What you need to do. From the entries below, please gather each line containing the string "problem".

------ Record excerpts ------

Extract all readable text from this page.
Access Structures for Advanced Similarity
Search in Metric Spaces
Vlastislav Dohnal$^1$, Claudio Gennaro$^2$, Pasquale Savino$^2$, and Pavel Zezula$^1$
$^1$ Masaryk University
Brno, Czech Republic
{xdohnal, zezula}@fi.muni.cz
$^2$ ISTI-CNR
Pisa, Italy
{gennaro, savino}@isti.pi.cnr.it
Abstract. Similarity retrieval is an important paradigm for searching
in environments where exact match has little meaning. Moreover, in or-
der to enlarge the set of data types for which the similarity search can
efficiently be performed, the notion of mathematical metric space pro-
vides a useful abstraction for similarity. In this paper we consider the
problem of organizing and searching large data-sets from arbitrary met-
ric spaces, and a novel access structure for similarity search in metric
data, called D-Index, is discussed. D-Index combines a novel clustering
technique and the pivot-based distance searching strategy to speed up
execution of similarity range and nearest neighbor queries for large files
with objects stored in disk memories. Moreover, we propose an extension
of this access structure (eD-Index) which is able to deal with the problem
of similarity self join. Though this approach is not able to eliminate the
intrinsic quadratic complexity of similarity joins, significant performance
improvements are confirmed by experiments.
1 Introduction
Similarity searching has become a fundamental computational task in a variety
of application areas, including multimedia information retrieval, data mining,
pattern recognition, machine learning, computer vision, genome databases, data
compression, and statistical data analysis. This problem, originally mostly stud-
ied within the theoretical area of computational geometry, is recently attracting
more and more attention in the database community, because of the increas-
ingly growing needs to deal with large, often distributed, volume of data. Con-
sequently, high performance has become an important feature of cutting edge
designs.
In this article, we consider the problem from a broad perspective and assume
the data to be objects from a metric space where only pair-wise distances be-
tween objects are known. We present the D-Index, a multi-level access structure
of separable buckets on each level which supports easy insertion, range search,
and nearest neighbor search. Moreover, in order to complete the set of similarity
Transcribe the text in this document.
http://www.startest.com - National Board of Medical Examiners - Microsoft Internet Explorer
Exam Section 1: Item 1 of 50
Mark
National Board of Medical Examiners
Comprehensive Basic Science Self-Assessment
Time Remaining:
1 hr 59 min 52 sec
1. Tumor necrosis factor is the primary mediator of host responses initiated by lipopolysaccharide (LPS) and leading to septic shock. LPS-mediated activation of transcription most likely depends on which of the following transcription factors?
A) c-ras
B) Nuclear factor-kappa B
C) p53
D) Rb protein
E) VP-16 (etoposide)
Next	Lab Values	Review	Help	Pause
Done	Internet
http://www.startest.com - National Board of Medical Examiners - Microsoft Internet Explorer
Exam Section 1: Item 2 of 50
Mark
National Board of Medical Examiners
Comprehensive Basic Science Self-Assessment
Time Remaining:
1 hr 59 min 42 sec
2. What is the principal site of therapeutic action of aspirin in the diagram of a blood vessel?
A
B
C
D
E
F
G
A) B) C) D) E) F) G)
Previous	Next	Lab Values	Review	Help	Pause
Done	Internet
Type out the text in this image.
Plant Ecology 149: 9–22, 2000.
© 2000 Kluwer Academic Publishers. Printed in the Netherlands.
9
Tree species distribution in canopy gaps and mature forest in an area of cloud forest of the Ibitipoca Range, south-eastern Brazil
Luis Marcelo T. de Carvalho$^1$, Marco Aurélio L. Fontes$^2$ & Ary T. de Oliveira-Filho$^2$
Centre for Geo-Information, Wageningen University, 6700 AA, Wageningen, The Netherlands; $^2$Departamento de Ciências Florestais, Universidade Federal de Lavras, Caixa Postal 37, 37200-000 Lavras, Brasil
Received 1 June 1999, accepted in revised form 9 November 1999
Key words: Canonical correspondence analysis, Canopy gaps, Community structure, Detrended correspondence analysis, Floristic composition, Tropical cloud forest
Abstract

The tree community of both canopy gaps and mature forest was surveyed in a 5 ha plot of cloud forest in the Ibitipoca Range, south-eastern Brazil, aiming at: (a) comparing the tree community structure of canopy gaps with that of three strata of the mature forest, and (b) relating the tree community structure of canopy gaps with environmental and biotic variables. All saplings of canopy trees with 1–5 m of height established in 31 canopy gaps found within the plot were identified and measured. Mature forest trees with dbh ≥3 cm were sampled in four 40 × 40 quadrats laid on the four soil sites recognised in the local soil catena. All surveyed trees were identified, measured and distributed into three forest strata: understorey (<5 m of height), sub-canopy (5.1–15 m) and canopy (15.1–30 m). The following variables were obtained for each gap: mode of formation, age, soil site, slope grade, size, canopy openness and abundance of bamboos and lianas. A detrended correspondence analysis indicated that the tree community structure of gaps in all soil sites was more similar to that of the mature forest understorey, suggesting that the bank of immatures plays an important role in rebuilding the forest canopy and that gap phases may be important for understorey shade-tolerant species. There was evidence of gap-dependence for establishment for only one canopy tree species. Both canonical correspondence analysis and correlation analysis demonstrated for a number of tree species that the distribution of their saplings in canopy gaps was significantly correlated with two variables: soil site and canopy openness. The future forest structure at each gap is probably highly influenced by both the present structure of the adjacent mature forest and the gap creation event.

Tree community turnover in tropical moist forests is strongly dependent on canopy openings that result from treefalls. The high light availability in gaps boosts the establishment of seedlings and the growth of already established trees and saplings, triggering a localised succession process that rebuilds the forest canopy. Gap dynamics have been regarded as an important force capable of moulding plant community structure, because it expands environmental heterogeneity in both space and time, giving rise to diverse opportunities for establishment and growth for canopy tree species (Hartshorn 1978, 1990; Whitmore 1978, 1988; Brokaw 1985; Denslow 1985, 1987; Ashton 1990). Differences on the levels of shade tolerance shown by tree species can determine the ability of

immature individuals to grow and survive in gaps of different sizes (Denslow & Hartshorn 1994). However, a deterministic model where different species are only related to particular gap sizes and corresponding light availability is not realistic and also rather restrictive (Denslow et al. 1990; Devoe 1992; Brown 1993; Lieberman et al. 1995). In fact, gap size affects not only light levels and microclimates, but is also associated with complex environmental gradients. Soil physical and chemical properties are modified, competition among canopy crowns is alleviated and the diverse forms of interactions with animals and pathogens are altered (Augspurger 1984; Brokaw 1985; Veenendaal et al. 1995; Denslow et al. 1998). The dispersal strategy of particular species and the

------

Answer space.
problem of organizing and searching large data-sets from arbitrary met-
of this access structure (eD-Index) which is able to deal with the problem
compression, and statistical data analysis. This problem, originally mostly stud-
In this article, we consider the problem from a broad perspective and assume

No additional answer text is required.